(Records provided):
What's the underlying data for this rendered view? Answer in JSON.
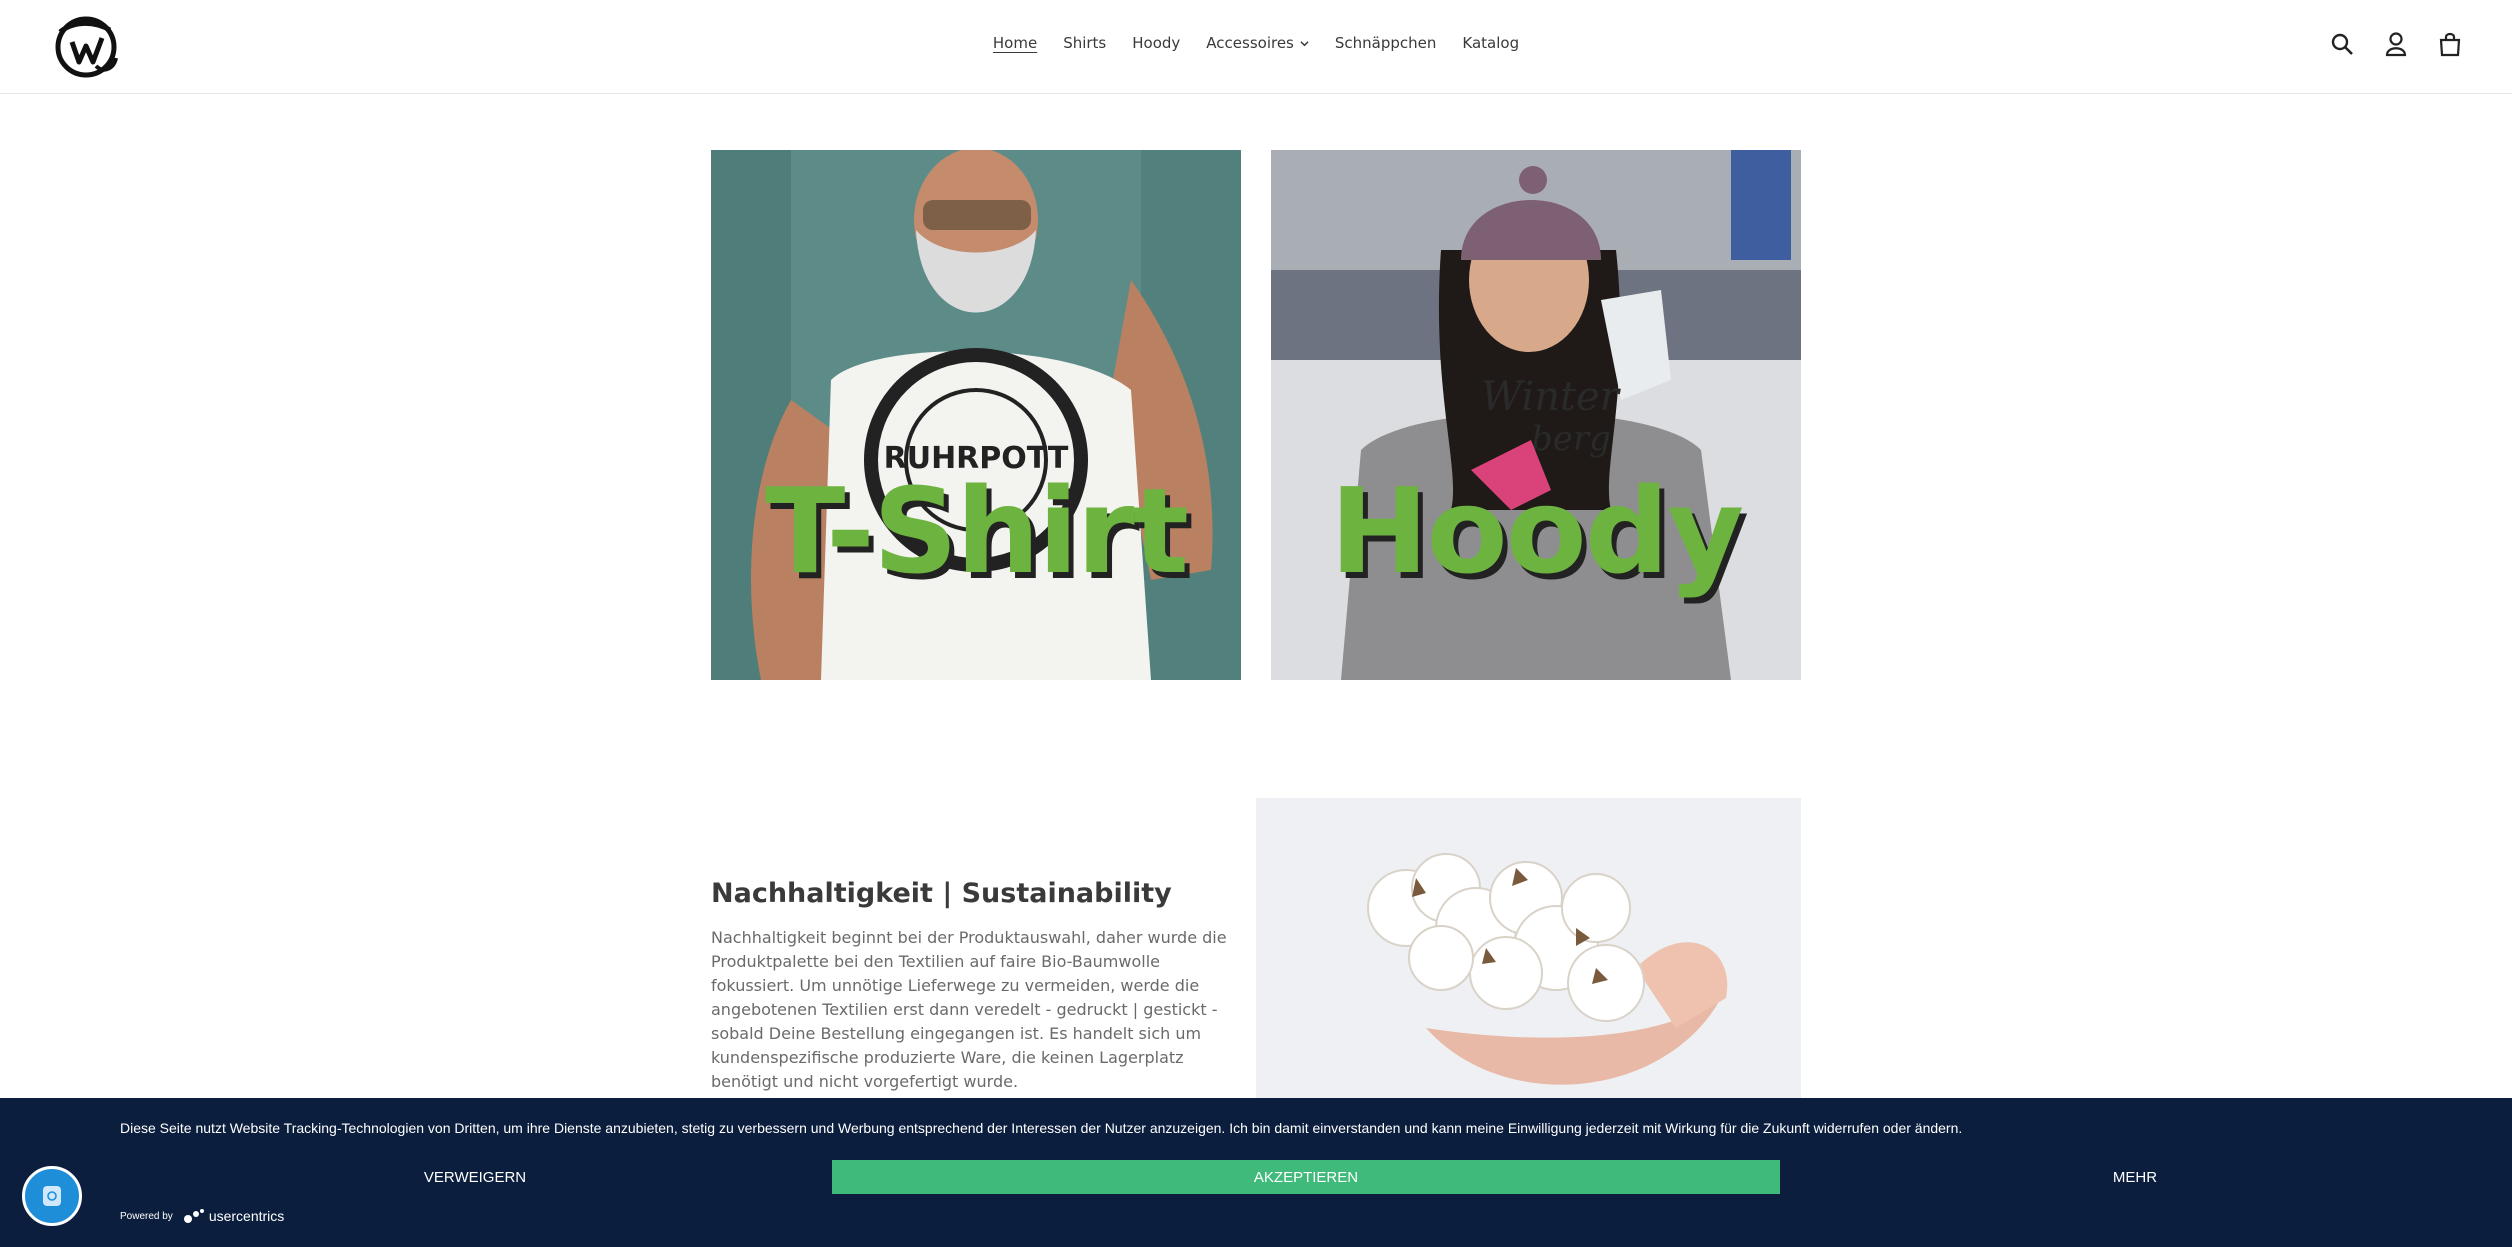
{
  "header": {
    "nav": [
      {
        "label": "Home",
        "active": true
      },
      {
        "label": "Shirts"
      },
      {
        "label": "Hoody"
      },
      {
        "label": "Accessoires",
        "dropdown": true
      },
      {
        "label": "Schnäppchen"
      },
      {
        "label": "Katalog"
      }
    ],
    "icons": [
      "search-icon",
      "account-icon",
      "cart-icon"
    ]
  },
  "tiles": [
    {
      "label": "T-Shirt",
      "image": "man-in-ruhrpott-shirt"
    },
    {
      "label": "Hoody",
      "image": "woman-in-winterberg-hoody"
    }
  ],
  "sustainability": {
    "title": "Nachhaltigkeit | Sustainability",
    "lines": [
      "Nachhaltigkeit beginnt bei der Produktauswahl, daher wurde die",
      "Produktpalette bei den Textilien auf faire Bio-Baumwolle",
      "fokussiert. Um unnötige Lieferwege zu vermeiden, werde die",
      "angebotenen Textilien erst dann veredelt - gedruckt | gestickt -",
      "sobald Deine Bestellung eingegangen ist. Es handelt sich um",
      "kundenspezifische produzierte Ware, die keinen Lagerplatz",
      "benötigt und nicht vorgefertigt wurde."
    ]
  },
  "cookie": {
    "text": "Diese Seite nutzt Website Tracking-Technologien von Dritten, um ihre Dienste anzubieten, stetig zu verbessern und Werbung entsprechend der Interessen der Nutzer anzuzeigen. Ich bin damit einverstanden und kann meine Einwilligung jederzeit mit Wirkung für die Zukunft widerrufen oder ändern.",
    "deny_label": "VERWEIGERN",
    "accept_label": "AKZEPTIEREN",
    "more_label": "MEHR",
    "powered_by": "Powered by",
    "brand": "usercentrics"
  },
  "colors": {
    "banner_bg": "#0b1e3d",
    "accept": "#3fba7a",
    "tile_text": "#6db33f"
  }
}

(Requirement): Output all of the data exactly as it stands, minus any images.

(Answer to the task):
What's the underlying data for this rendered view? Answer in JSON.
{
  "header": {
    "nav": [
      {
        "label": "Home",
        "active": true
      },
      {
        "label": "Shirts"
      },
      {
        "label": "Hoody"
      },
      {
        "label": "Accessoires",
        "dropdown": true
      },
      {
        "label": "Schnäppchen"
      },
      {
        "label": "Katalog"
      }
    ],
    "icons": [
      "search-icon",
      "account-icon",
      "cart-icon"
    ]
  },
  "tiles": [
    {
      "label": "T-Shirt",
      "image": "man-in-ruhrpott-shirt"
    },
    {
      "label": "Hoody",
      "image": "woman-in-winterberg-hoody"
    }
  ],
  "sustainability": {
    "title": "Nachhaltigkeit | Sustainability",
    "lines": [
      "Nachhaltigkeit beginnt bei der Produktauswahl, daher wurde die",
      "Produktpalette bei den Textilien auf faire Bio-Baumwolle",
      "fokussiert. Um unnötige Lieferwege zu vermeiden, werde die",
      "angebotenen Textilien erst dann veredelt - gedruckt | gestickt -",
      "sobald Deine Bestellung eingegangen ist. Es handelt sich um",
      "kundenspezifische produzierte Ware, die keinen Lagerplatz",
      "benötigt und nicht vorgefertigt wurde."
    ]
  },
  "cookie": {
    "text": "Diese Seite nutzt Website Tracking-Technologien von Dritten, um ihre Dienste anzubieten, stetig zu verbessern und Werbung entsprechend der Interessen der Nutzer anzuzeigen. Ich bin damit einverstanden und kann meine Einwilligung jederzeit mit Wirkung für die Zukunft widerrufen oder ändern.",
    "deny_label": "VERWEIGERN",
    "accept_label": "AKZEPTIEREN",
    "more_label": "MEHR",
    "powered_by": "Powered by",
    "brand": "usercentrics"
  },
  "colors": {
    "banner_bg": "#0b1e3d",
    "accept": "#3fba7a",
    "tile_text": "#6db33f"
  }
}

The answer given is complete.